start RECORDS TO PROCESS

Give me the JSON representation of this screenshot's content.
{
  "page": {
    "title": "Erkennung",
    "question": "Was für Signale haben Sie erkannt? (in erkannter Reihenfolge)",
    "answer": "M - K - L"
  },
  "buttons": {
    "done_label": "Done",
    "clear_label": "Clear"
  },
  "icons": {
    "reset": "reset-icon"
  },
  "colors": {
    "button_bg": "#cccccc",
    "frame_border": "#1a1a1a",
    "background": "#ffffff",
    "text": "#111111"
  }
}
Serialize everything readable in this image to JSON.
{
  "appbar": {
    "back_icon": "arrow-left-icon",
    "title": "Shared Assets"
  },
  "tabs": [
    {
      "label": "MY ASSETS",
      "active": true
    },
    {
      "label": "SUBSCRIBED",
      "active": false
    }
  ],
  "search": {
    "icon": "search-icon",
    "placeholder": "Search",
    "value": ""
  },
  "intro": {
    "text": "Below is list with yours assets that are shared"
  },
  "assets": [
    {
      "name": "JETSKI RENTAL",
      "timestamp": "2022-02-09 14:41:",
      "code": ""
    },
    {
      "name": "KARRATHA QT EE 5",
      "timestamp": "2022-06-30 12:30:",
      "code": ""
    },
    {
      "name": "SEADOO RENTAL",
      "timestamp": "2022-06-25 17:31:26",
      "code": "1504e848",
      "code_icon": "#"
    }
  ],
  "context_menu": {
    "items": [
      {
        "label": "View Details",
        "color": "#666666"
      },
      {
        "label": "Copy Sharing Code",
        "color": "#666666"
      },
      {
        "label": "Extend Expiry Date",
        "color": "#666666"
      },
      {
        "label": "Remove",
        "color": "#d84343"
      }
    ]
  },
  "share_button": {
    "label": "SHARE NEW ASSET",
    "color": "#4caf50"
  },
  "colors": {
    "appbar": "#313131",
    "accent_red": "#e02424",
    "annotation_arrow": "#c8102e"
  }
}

end RECORDS TO PROCESS

§ PROBLEM STATEMENT: Word for word, write out the data.

§ RESULT OF THIS TASK:
Give me the JSON representation of this screenshot's content.
{
  "page": {
    "title": "Erkennung",
    "question": "Was für Signale haben Sie erkannt? (in erkannter Reihenfolge)",
    "answer": "M - K - L"
  },
  "buttons": {
    "done_label": "Done",
    "clear_label": "Clear"
  },
  "icons": {
    "reset": "reset-icon"
  },
  "colors": {
    "button_bg": "#cccccc",
    "frame_border": "#1a1a1a",
    "background": "#ffffff",
    "text": "#111111"
  }
}
Serialize everything readable in this image to JSON.
{
  "appbar": {
    "back_icon": "arrow-left-icon",
    "title": "Shared Assets"
  },
  "tabs": [
    {
      "label": "MY ASSETS",
      "active": true
    },
    {
      "label": "SUBSCRIBED",
      "active": false
    }
  ],
  "search": {
    "icon": "search-icon",
    "placeholder": "Search",
    "value": ""
  },
  "intro": {
    "text": "Below is list with yours assets that are shared"
  },
  "assets": [
    {
      "name": "JETSKI RENTAL",
      "timestamp": "2022-02-09 14:41:",
      "code": ""
    },
    {
      "name": "KARRATHA QT EE 5",
      "timestamp": "2022-06-30 12:30:",
      "code": ""
    },
    {
      "name": "SEADOO RENTAL",
      "timestamp": "2022-06-25 17:31:26",
      "code": "1504e848",
      "code_icon": "#"
    }
  ],
  "context_menu": {
    "items": [
      {
        "label": "View Details",
        "color": "#666666"
      },
      {
        "label": "Copy Sharing Code",
        "color": "#666666"
      },
      {
        "label": "Extend Expiry Date",
        "color": "#666666"
      },
      {
        "label": "Remove",
        "color": "#d84343"
      }
    ]
  },
  "share_button": {
    "label": "SHARE NEW ASSET",
    "color": "#4caf50"
  },
  "colors": {
    "appbar": "#313131",
    "accent_red": "#e02424",
    "annotation_arrow": "#c8102e"
  }
}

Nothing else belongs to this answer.